» **Do this**
Send back the records in full, character for character.

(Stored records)
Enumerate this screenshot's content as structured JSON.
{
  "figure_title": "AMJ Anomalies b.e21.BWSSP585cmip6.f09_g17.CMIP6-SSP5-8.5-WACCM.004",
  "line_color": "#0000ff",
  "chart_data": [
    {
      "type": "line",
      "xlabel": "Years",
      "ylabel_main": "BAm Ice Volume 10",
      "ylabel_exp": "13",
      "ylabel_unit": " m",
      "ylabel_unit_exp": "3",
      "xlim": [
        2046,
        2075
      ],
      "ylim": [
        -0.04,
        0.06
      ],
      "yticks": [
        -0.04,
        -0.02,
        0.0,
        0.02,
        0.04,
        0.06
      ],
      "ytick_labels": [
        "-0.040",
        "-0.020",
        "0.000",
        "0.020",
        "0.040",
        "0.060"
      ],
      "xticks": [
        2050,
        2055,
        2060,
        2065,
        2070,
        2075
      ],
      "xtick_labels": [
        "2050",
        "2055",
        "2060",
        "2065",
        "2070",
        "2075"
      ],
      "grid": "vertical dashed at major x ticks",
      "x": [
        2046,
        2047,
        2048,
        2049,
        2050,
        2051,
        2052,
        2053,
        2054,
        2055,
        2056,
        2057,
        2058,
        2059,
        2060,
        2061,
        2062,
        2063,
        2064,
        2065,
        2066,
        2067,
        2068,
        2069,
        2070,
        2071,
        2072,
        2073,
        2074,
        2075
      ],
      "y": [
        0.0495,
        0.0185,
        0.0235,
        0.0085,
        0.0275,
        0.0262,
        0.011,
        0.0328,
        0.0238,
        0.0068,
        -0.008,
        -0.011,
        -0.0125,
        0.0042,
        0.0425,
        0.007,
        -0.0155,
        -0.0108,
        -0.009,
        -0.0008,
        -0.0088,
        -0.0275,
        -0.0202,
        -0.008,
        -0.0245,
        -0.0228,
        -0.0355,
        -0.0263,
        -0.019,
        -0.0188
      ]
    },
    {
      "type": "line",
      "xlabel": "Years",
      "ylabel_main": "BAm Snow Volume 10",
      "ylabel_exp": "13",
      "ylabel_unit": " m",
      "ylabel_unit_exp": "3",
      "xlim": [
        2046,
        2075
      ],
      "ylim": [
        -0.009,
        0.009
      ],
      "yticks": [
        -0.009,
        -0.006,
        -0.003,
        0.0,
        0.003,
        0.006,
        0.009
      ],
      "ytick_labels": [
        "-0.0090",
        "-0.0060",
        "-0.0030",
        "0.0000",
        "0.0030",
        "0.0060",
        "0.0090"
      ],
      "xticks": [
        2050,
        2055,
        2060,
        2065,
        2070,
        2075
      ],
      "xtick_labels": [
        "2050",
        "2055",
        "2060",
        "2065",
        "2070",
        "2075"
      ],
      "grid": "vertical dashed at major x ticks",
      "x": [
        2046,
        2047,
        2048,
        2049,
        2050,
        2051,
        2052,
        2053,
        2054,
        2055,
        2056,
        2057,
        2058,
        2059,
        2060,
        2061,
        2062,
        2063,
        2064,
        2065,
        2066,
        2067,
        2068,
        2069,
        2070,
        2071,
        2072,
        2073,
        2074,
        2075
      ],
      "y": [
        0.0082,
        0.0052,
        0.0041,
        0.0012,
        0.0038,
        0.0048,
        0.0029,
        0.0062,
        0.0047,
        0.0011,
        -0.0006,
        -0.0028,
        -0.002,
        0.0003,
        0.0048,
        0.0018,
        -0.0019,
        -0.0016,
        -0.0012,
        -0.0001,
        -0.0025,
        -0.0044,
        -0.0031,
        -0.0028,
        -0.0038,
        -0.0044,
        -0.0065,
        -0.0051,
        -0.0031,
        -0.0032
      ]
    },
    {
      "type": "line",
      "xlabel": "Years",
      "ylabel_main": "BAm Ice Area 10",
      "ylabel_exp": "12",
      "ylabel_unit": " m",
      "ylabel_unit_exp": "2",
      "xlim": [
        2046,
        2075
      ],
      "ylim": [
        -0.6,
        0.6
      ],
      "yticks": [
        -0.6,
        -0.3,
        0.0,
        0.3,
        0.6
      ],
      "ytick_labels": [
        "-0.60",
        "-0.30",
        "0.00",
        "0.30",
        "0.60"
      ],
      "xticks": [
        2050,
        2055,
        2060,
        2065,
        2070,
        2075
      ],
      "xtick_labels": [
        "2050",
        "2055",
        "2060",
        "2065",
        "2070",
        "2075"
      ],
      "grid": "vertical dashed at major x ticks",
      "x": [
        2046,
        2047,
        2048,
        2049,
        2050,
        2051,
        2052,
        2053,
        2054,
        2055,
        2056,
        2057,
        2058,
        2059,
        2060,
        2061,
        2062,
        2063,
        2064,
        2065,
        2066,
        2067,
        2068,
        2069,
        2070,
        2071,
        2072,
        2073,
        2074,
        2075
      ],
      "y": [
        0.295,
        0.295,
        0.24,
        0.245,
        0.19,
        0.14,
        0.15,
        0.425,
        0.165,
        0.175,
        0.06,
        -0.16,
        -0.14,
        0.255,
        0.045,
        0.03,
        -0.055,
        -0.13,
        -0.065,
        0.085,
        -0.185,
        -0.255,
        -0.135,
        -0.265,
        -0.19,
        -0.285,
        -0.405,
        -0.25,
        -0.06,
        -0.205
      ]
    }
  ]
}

» **Solution for this exercise**
Enumerate this screenshot's content as structured JSON.
{
  "figure_title": "AMJ Anomalies b.e21.BWSSP585cmip6.f09_g17.CMIP6-SSP5-8.5-WACCM.004",
  "line_color": "#0000ff",
  "chart_data": [
    {
      "type": "line",
      "xlabel": "Years",
      "ylabel_main": "BAm Ice Volume 10",
      "ylabel_exp": "13",
      "ylabel_unit": " m",
      "ylabel_unit_exp": "3",
      "xlim": [
        2046,
        2075
      ],
      "ylim": [
        -0.04,
        0.06
      ],
      "yticks": [
        -0.04,
        -0.02,
        0.0,
        0.02,
        0.04,
        0.06
      ],
      "ytick_labels": [
        "-0.040",
        "-0.020",
        "0.000",
        "0.020",
        "0.040",
        "0.060"
      ],
      "xticks": [
        2050,
        2055,
        2060,
        2065,
        2070,
        2075
      ],
      "xtick_labels": [
        "2050",
        "2055",
        "2060",
        "2065",
        "2070",
        "2075"
      ],
      "grid": "vertical dashed at major x ticks",
      "x": [
        2046,
        2047,
        2048,
        2049,
        2050,
        2051,
        2052,
        2053,
        2054,
        2055,
        2056,
        2057,
        2058,
        2059,
        2060,
        2061,
        2062,
        2063,
        2064,
        2065,
        2066,
        2067,
        2068,
        2069,
        2070,
        2071,
        2072,
        2073,
        2074,
        2075
      ],
      "y": [
        0.0495,
        0.0185,
        0.0235,
        0.0085,
        0.0275,
        0.0262,
        0.011,
        0.0328,
        0.0238,
        0.0068,
        -0.008,
        -0.011,
        -0.0125,
        0.0042,
        0.0425,
        0.007,
        -0.0155,
        -0.0108,
        -0.009,
        -0.0008,
        -0.0088,
        -0.0275,
        -0.0202,
        -0.008,
        -0.0245,
        -0.0228,
        -0.0355,
        -0.0263,
        -0.019,
        -0.0188
      ]
    },
    {
      "type": "line",
      "xlabel": "Years",
      "ylabel_main": "BAm Snow Volume 10",
      "ylabel_exp": "13",
      "ylabel_unit": " m",
      "ylabel_unit_exp": "3",
      "xlim": [
        2046,
        2075
      ],
      "ylim": [
        -0.009,
        0.009
      ],
      "yticks": [
        -0.009,
        -0.006,
        -0.003,
        0.0,
        0.003,
        0.006,
        0.009
      ],
      "ytick_labels": [
        "-0.0090",
        "-0.0060",
        "-0.0030",
        "0.0000",
        "0.0030",
        "0.0060",
        "0.0090"
      ],
      "xticks": [
        2050,
        2055,
        2060,
        2065,
        2070,
        2075
      ],
      "xtick_labels": [
        "2050",
        "2055",
        "2060",
        "2065",
        "2070",
        "2075"
      ],
      "grid": "vertical dashed at major x ticks",
      "x": [
        2046,
        2047,
        2048,
        2049,
        2050,
        2051,
        2052,
        2053,
        2054,
        2055,
        2056,
        2057,
        2058,
        2059,
        2060,
        2061,
        2062,
        2063,
        2064,
        2065,
        2066,
        2067,
        2068,
        2069,
        2070,
        2071,
        2072,
        2073,
        2074,
        2075
      ],
      "y": [
        0.0082,
        0.0052,
        0.0041,
        0.0012,
        0.0038,
        0.0048,
        0.0029,
        0.0062,
        0.0047,
        0.0011,
        -0.0006,
        -0.0028,
        -0.002,
        0.0003,
        0.0048,
        0.0018,
        -0.0019,
        -0.0016,
        -0.0012,
        -0.0001,
        -0.0025,
        -0.0044,
        -0.0031,
        -0.0028,
        -0.0038,
        -0.0044,
        -0.0065,
        -0.0051,
        -0.0031,
        -0.0032
      ]
    },
    {
      "type": "line",
      "xlabel": "Years",
      "ylabel_main": "BAm Ice Area 10",
      "ylabel_exp": "12",
      "ylabel_unit": " m",
      "ylabel_unit_exp": "2",
      "xlim": [
        2046,
        2075
      ],
      "ylim": [
        -0.6,
        0.6
      ],
      "yticks": [
        -0.6,
        -0.3,
        0.0,
        0.3,
        0.6
      ],
      "ytick_labels": [
        "-0.60",
        "-0.30",
        "0.00",
        "0.30",
        "0.60"
      ],
      "xticks": [
        2050,
        2055,
        2060,
        2065,
        2070,
        2075
      ],
      "xtick_labels": [
        "2050",
        "2055",
        "2060",
        "2065",
        "2070",
        "2075"
      ],
      "grid": "vertical dashed at major x ticks",
      "x": [
        2046,
        2047,
        2048,
        2049,
        2050,
        2051,
        2052,
        2053,
        2054,
        2055,
        2056,
        2057,
        2058,
        2059,
        2060,
        2061,
        2062,
        2063,
        2064,
        2065,
        2066,
        2067,
        2068,
        2069,
        2070,
        2071,
        2072,
        2073,
        2074,
        2075
      ],
      "y": [
        0.295,
        0.295,
        0.24,
        0.245,
        0.19,
        0.14,
        0.15,
        0.425,
        0.165,
        0.175,
        0.06,
        -0.16,
        -0.14,
        0.255,
        0.045,
        0.03,
        -0.055,
        -0.13,
        -0.065,
        0.085,
        -0.185,
        -0.255,
        -0.135,
        -0.265,
        -0.19,
        -0.285,
        -0.405,
        -0.25,
        -0.06,
        -0.205
      ]
    }
  ]
}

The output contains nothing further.